(Extracts from a graphics dataset)
-=-=-=-=-
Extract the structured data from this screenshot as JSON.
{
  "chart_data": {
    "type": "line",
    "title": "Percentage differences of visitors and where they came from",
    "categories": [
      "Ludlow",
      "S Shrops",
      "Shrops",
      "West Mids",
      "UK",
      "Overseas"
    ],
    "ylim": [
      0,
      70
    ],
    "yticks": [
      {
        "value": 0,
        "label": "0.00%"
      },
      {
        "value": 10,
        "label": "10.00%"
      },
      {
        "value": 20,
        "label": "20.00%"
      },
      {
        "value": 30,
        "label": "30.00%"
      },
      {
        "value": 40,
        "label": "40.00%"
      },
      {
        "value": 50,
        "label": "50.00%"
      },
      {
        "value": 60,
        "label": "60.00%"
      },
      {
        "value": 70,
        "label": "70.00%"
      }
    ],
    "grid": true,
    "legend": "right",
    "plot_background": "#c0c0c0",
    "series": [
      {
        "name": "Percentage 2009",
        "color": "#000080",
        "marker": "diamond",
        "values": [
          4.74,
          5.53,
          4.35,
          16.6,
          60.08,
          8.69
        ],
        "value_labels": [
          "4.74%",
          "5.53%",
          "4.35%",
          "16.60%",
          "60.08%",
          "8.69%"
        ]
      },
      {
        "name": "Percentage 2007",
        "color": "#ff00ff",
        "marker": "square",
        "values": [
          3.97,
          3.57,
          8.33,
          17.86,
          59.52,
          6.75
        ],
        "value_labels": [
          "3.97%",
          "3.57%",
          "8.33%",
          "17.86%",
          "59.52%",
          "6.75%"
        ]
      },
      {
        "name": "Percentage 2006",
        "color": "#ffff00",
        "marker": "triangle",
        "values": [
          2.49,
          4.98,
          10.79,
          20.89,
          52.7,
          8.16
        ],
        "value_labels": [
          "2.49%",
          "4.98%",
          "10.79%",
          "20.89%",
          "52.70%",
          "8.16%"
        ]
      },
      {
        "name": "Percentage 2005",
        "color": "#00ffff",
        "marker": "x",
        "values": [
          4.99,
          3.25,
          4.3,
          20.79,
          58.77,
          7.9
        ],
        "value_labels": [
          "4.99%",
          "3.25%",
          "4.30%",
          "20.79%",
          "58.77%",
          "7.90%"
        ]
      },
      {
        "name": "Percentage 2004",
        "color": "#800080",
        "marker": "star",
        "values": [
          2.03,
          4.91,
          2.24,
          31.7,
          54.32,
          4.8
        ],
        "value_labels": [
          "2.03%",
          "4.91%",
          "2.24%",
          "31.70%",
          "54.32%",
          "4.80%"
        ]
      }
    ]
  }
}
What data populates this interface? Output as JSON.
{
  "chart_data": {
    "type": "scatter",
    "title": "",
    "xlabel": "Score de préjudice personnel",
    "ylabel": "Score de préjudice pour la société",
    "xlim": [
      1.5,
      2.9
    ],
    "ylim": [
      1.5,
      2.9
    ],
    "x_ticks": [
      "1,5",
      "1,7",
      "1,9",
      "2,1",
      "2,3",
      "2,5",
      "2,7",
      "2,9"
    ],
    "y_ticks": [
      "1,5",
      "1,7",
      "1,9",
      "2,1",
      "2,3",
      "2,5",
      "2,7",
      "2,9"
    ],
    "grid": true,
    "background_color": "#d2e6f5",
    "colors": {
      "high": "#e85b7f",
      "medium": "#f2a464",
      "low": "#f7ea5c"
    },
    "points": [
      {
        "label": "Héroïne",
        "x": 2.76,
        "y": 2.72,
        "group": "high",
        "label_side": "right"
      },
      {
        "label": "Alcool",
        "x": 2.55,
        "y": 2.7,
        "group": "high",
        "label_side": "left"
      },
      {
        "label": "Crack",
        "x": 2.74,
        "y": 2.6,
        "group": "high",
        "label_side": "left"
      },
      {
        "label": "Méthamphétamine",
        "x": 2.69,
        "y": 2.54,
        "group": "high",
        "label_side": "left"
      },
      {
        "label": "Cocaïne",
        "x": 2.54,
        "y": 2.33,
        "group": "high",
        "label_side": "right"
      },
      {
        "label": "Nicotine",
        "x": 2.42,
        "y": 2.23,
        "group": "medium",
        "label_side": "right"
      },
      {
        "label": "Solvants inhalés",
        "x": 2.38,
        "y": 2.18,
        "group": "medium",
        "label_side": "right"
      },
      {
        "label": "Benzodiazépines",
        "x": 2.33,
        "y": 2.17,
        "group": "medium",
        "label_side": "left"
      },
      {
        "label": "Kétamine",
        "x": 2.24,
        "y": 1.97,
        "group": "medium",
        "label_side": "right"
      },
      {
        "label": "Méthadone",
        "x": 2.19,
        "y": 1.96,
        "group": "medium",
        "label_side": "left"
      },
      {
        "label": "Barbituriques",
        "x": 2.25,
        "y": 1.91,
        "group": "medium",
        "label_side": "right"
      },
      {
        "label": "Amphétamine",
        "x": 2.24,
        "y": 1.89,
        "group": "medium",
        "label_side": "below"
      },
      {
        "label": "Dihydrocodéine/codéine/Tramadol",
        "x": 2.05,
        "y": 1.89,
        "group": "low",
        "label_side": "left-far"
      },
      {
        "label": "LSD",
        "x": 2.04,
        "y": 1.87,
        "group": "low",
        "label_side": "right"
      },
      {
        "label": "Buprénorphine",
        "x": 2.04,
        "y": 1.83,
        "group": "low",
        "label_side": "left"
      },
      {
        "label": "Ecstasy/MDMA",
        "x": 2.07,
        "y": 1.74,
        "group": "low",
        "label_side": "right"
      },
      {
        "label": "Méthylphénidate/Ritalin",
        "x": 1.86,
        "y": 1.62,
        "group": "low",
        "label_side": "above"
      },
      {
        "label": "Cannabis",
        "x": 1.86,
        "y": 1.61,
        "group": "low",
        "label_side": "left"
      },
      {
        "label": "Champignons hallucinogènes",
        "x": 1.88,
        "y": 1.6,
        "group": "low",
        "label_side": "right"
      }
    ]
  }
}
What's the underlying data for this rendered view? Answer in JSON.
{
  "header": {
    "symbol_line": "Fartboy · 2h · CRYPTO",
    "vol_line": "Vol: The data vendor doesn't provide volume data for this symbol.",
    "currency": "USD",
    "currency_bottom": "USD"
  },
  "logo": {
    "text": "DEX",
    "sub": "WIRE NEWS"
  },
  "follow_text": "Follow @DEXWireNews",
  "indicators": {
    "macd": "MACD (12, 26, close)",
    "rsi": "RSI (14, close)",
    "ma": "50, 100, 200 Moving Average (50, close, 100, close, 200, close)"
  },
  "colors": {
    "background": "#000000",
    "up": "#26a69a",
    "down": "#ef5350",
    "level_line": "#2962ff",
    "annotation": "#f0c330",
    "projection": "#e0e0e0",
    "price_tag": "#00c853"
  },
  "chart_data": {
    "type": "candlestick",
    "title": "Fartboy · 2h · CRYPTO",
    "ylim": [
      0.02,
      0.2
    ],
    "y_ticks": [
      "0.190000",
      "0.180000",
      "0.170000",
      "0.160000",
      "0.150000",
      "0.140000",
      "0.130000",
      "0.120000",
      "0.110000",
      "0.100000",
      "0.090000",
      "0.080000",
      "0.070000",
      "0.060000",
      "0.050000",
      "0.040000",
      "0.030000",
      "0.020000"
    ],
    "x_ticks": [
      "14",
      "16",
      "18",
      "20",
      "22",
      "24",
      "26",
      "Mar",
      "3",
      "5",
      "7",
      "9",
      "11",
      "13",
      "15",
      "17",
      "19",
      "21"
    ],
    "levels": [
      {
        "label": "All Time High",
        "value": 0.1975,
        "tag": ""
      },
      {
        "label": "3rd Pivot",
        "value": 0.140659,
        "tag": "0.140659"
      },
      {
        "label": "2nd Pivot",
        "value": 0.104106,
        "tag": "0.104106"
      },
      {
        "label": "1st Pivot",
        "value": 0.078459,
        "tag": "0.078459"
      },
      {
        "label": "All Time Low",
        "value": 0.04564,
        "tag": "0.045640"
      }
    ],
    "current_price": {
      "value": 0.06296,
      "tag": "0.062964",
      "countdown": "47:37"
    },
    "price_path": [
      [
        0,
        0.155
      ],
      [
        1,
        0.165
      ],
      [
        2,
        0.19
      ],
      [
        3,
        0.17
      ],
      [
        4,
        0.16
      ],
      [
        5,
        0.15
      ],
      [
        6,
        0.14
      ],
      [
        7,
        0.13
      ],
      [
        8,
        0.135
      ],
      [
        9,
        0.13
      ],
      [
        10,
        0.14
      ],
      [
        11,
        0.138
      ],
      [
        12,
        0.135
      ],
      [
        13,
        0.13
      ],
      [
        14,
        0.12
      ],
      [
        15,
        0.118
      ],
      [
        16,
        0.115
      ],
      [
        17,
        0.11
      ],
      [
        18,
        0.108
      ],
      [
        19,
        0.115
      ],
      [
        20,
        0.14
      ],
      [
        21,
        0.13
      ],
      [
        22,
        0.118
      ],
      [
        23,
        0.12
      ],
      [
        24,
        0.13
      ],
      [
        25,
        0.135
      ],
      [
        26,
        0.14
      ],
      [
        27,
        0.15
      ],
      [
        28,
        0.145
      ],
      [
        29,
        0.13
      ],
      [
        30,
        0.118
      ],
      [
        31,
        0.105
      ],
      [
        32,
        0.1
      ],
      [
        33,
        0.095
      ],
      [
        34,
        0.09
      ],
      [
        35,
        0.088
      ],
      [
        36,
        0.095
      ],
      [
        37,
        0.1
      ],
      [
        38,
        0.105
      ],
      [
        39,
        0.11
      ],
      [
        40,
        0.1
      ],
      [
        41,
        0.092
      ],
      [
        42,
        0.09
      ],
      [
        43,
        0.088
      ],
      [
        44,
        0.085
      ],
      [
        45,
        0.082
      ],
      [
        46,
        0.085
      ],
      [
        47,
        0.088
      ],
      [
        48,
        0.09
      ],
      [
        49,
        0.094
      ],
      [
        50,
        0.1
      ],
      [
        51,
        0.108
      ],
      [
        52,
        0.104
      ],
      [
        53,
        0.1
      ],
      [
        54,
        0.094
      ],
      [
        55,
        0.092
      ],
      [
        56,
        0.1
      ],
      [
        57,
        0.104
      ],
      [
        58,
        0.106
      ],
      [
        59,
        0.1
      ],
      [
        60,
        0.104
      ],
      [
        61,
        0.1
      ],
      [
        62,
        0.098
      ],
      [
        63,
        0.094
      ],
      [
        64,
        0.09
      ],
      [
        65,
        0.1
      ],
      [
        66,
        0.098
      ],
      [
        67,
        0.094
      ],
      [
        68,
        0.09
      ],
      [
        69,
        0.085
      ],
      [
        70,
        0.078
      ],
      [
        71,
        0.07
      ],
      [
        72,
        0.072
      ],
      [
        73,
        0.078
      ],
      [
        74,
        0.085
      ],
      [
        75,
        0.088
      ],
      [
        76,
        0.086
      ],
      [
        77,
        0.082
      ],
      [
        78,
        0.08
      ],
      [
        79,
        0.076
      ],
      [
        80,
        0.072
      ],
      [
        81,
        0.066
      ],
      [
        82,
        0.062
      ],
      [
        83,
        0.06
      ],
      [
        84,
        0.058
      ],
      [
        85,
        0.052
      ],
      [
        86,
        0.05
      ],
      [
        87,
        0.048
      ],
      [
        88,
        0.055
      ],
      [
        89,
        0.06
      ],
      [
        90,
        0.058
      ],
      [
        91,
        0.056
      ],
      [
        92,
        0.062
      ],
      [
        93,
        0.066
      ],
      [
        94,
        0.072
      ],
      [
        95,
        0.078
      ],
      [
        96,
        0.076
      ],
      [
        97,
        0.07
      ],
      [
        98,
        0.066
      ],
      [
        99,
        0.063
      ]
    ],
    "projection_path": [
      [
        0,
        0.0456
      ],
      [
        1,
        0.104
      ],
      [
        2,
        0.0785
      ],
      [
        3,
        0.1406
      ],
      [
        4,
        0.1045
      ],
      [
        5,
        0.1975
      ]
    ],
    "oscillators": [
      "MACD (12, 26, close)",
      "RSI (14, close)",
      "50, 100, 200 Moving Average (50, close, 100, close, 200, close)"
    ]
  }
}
-=-=-=-=-
Scan the material for lines with the word "Score", and copy each line you find.

__Output below__:
    "xlabel": "Score de préjudice personnel",
    "ylabel": "Score de préjudice pour la société",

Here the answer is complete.